*What this task involves*
Return all lines in the material below that contain "adjusted".
┌────────
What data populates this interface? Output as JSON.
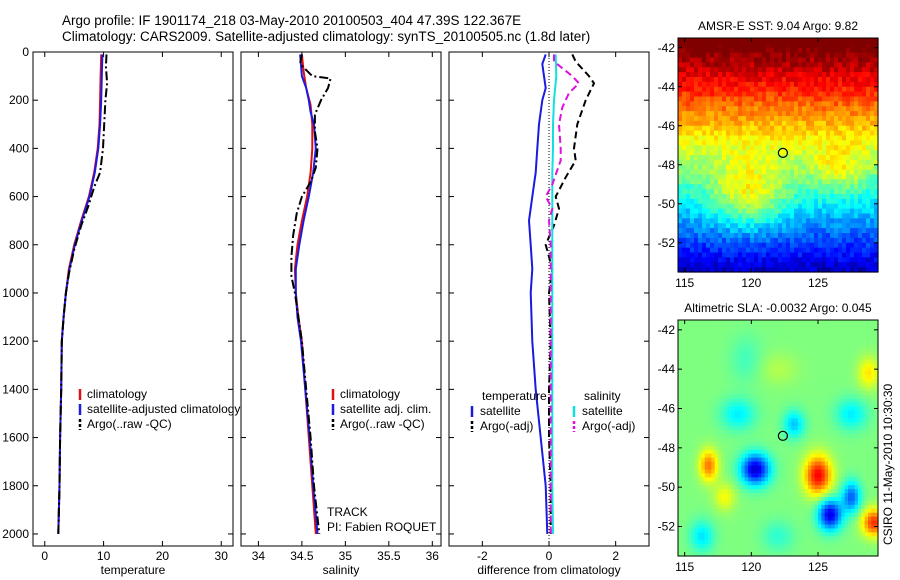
{
  "header": {
    "line1": "Argo profile: IF 1901174_218 03-May-2010 20100503_404 47.39S 122.367E",
    "line2": "Climatology: CARS2009. Satellite-adjusted climatology: synTS_20100505.nc (1.8d later)"
  },
  "side_caption": "CSIRO 11-May-2010 10:30:30",
  "colors": {
    "red": "#e01010",
    "blue": "#1a1ae0",
    "black": "#000000",
    "cyan": "#10e0e0",
    "magenta": "#e010e0"
  },
  "chart_data": [
    {
      "type": "line",
      "xlabel": "temperature",
      "xlim": [
        -2,
        32
      ],
      "ylim": [
        2050,
        0
      ],
      "x_ticks": [
        0,
        10,
        20,
        30
      ],
      "y_ticks": [
        0,
        200,
        400,
        600,
        800,
        1000,
        1200,
        1400,
        1600,
        1800,
        2000
      ],
      "legend": [
        "climatology",
        "satellite-adjusted climatology",
        "Argo(..raw -QC)"
      ],
      "series": [
        {
          "name": "climatology",
          "color": "red",
          "style": "solid",
          "points": [
            [
              9.6,
              10
            ],
            [
              9.5,
              100
            ],
            [
              9.4,
              200
            ],
            [
              9.3,
              300
            ],
            [
              9.0,
              400
            ],
            [
              8.4,
              500
            ],
            [
              7.5,
              600
            ],
            [
              6.2,
              700
            ],
            [
              5.0,
              800
            ],
            [
              4.1,
              900
            ],
            [
              3.6,
              1000
            ],
            [
              3.2,
              1100
            ],
            [
              2.9,
              1200
            ],
            [
              2.8,
              1400
            ],
            [
              2.6,
              1600
            ],
            [
              2.5,
              1800
            ],
            [
              2.3,
              2000
            ]
          ]
        },
        {
          "name": "satellite-adjusted climatology",
          "color": "blue",
          "style": "solid",
          "points": [
            [
              9.8,
              10
            ],
            [
              9.7,
              100
            ],
            [
              9.6,
              200
            ],
            [
              9.4,
              300
            ],
            [
              9.1,
              400
            ],
            [
              8.5,
              500
            ],
            [
              7.6,
              600
            ],
            [
              6.3,
              700
            ],
            [
              5.1,
              800
            ],
            [
              4.2,
              900
            ],
            [
              3.6,
              1000
            ],
            [
              3.2,
              1100
            ],
            [
              2.9,
              1200
            ],
            [
              2.8,
              1400
            ],
            [
              2.6,
              1600
            ],
            [
              2.5,
              1800
            ],
            [
              2.3,
              2000
            ]
          ]
        },
        {
          "name": "Argo(..raw -QC)",
          "color": "black",
          "style": "dashdot",
          "points": [
            [
              10.5,
              10
            ],
            [
              10.4,
              60
            ],
            [
              10.6,
              130
            ],
            [
              10.3,
              200
            ],
            [
              10.1,
              300
            ],
            [
              9.9,
              400
            ],
            [
              9.4,
              500
            ],
            [
              8.4,
              560
            ],
            [
              7.4,
              640
            ],
            [
              6.2,
              720
            ],
            [
              5.0,
              820
            ],
            [
              4.1,
              920
            ],
            [
              3.6,
              1000
            ],
            [
              3.2,
              1100
            ],
            [
              2.9,
              1200
            ],
            [
              2.8,
              1400
            ],
            [
              2.6,
              1600
            ],
            [
              2.5,
              1800
            ],
            [
              2.3,
              2000
            ]
          ]
        }
      ]
    },
    {
      "type": "line",
      "xlabel": "salinity",
      "xlim": [
        33.8,
        36.1
      ],
      "ylim": [
        2050,
        0
      ],
      "x_ticks": [
        34,
        34.5,
        35,
        35.5,
        36
      ],
      "annotations": [
        "TRACK",
        "PI: Fabien ROQUET"
      ],
      "legend": [
        "climatology",
        "satellite adj. clim.",
        "Argo(..raw -QC)"
      ],
      "series": [
        {
          "name": "climatology",
          "color": "red",
          "style": "solid",
          "points": [
            [
              34.5,
              10
            ],
            [
              34.52,
              80
            ],
            [
              34.55,
              150
            ],
            [
              34.6,
              220
            ],
            [
              34.62,
              300
            ],
            [
              34.62,
              400
            ],
            [
              34.6,
              500
            ],
            [
              34.56,
              600
            ],
            [
              34.5,
              700
            ],
            [
              34.45,
              800
            ],
            [
              34.42,
              900
            ],
            [
              34.43,
              1000
            ],
            [
              34.46,
              1100
            ],
            [
              34.5,
              1200
            ],
            [
              34.54,
              1400
            ],
            [
              34.58,
              1600
            ],
            [
              34.62,
              1800
            ],
            [
              34.66,
              2000
            ]
          ]
        },
        {
          "name": "satellite adj. clim.",
          "color": "blue",
          "style": "solid",
          "points": [
            [
              34.48,
              10
            ],
            [
              34.5,
              100
            ],
            [
              34.55,
              150
            ],
            [
              34.58,
              200
            ],
            [
              34.6,
              250
            ],
            [
              34.64,
              300
            ],
            [
              34.66,
              400
            ],
            [
              34.63,
              500
            ],
            [
              34.58,
              600
            ],
            [
              34.52,
              700
            ],
            [
              34.47,
              800
            ],
            [
              34.43,
              900
            ],
            [
              34.43,
              1000
            ],
            [
              34.45,
              1100
            ],
            [
              34.49,
              1200
            ],
            [
              34.54,
              1400
            ],
            [
              34.59,
              1600
            ],
            [
              34.63,
              1800
            ],
            [
              34.68,
              2000
            ]
          ]
        },
        {
          "name": "Argo(..raw -QC)",
          "color": "black",
          "style": "dashdot",
          "points": [
            [
              34.5,
              10
            ],
            [
              34.48,
              50
            ],
            [
              34.62,
              100
            ],
            [
              34.83,
              110
            ],
            [
              34.8,
              150
            ],
            [
              34.72,
              200
            ],
            [
              34.65,
              260
            ],
            [
              34.65,
              330
            ],
            [
              34.68,
              400
            ],
            [
              34.66,
              480
            ],
            [
              34.6,
              540
            ],
            [
              34.5,
              600
            ],
            [
              34.44,
              670
            ],
            [
              34.4,
              760
            ],
            [
              34.38,
              850
            ],
            [
              34.38,
              930
            ],
            [
              34.42,
              1000
            ],
            [
              34.46,
              1100
            ],
            [
              34.5,
              1200
            ],
            [
              34.55,
              1400
            ],
            [
              34.6,
              1600
            ],
            [
              34.64,
              1800
            ],
            [
              34.7,
              2000
            ]
          ]
        }
      ]
    },
    {
      "type": "line",
      "xlabel": "difference from climatology",
      "xlim": [
        -3.0,
        3.0
      ],
      "ylim": [
        2050,
        0
      ],
      "x_ticks": [
        -2,
        0,
        2
      ],
      "legend_left_title": "temperature",
      "legend_right_title": "salinity",
      "legend": [
        "satellite",
        "Argo(-adj)",
        "satellite",
        "Argo(-adj)"
      ],
      "series": [
        {
          "name": "temperature satellite",
          "color": "blue",
          "style": "solid",
          "points": [
            [
              -0.1,
              10
            ],
            [
              -0.2,
              50
            ],
            [
              -0.15,
              100
            ],
            [
              -0.1,
              150
            ],
            [
              -0.2,
              200
            ],
            [
              -0.3,
              300
            ],
            [
              -0.35,
              400
            ],
            [
              -0.4,
              500
            ],
            [
              -0.5,
              600
            ],
            [
              -0.6,
              700
            ],
            [
              -0.55,
              800
            ],
            [
              -0.5,
              900
            ],
            [
              -0.55,
              1000
            ],
            [
              -0.5,
              1200
            ],
            [
              -0.4,
              1400
            ],
            [
              -0.25,
              1600
            ],
            [
              -0.1,
              1800
            ],
            [
              -0.05,
              2000
            ]
          ]
        },
        {
          "name": "temperature Argo(-adj)",
          "color": "black",
          "style": "dashed",
          "points": [
            [
              0.7,
              10
            ],
            [
              0.8,
              40
            ],
            [
              1.2,
              100
            ],
            [
              1.35,
              130
            ],
            [
              1.1,
              200
            ],
            [
              0.85,
              300
            ],
            [
              0.75,
              400
            ],
            [
              0.8,
              450
            ],
            [
              0.5,
              520
            ],
            [
              0.2,
              600
            ],
            [
              0.3,
              650
            ],
            [
              0.15,
              720
            ],
            [
              -0.1,
              800
            ],
            [
              0.1,
              900
            ],
            [
              0.0,
              1000
            ],
            [
              0.05,
              1200
            ],
            [
              0.0,
              1400
            ],
            [
              0.0,
              1600
            ],
            [
              0.05,
              1800
            ],
            [
              0.05,
              2000
            ]
          ]
        },
        {
          "name": "salinity satellite",
          "color": "cyan",
          "style": "solid",
          "points": [
            [
              0.2,
              10
            ],
            [
              0.22,
              100
            ],
            [
              0.15,
              200
            ],
            [
              0.12,
              300
            ],
            [
              0.12,
              400
            ],
            [
              0.1,
              500
            ],
            [
              0.1,
              600
            ],
            [
              0.1,
              800
            ],
            [
              0.1,
              1000
            ],
            [
              0.1,
              1400
            ],
            [
              0.1,
              1800
            ],
            [
              0.12,
              2000
            ]
          ]
        },
        {
          "name": "salinity Argo(-adj)",
          "color": "magenta",
          "style": "dashed",
          "points": [
            [
              0.15,
              10
            ],
            [
              0.15,
              40
            ],
            [
              0.7,
              100
            ],
            [
              0.9,
              130
            ],
            [
              0.6,
              170
            ],
            [
              0.4,
              230
            ],
            [
              0.3,
              300
            ],
            [
              0.35,
              400
            ],
            [
              0.35,
              450
            ],
            [
              0.1,
              550
            ],
            [
              -0.1,
              600
            ],
            [
              0.1,
              650
            ],
            [
              0.0,
              700
            ],
            [
              0.05,
              800
            ],
            [
              0.05,
              900
            ],
            [
              0.05,
              1000
            ],
            [
              0.05,
              1200
            ],
            [
              0.05,
              1400
            ],
            [
              0.05,
              1600
            ],
            [
              0.05,
              1800
            ],
            [
              0.05,
              2000
            ]
          ]
        }
      ]
    },
    {
      "type": "heatmap",
      "title": "AMSR-E SST: 9.04 Argo: 9.82",
      "xlim": [
        114.5,
        129.5
      ],
      "ylim": [
        -53.5,
        -41.5
      ],
      "x_ticks": [
        115,
        120,
        125
      ],
      "y_ticks": [
        -42,
        -44,
        -46,
        -48,
        -50,
        -52
      ],
      "marker": {
        "lon": 122.367,
        "lat": -47.39
      }
    },
    {
      "type": "heatmap",
      "title": "Altimetric SLA: -0.0032 Argo: 0.045",
      "xlim": [
        114.5,
        129.5
      ],
      "ylim": [
        -53.5,
        -41.5
      ],
      "x_ticks": [
        115,
        120,
        125
      ],
      "y_ticks": [
        -42,
        -44,
        -46,
        -48,
        -50,
        -52
      ],
      "marker": {
        "lon": 122.367,
        "lat": -47.39
      }
    }
  ]
}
└────────
*Solution for this task*
    "line2": "Climatology: CARS2009. Satellite-adjusted climatology: synTS_20100505.nc (1.8d later)"
        "satellite-adjusted climatology",
          "name": "satellite-adjusted climatology",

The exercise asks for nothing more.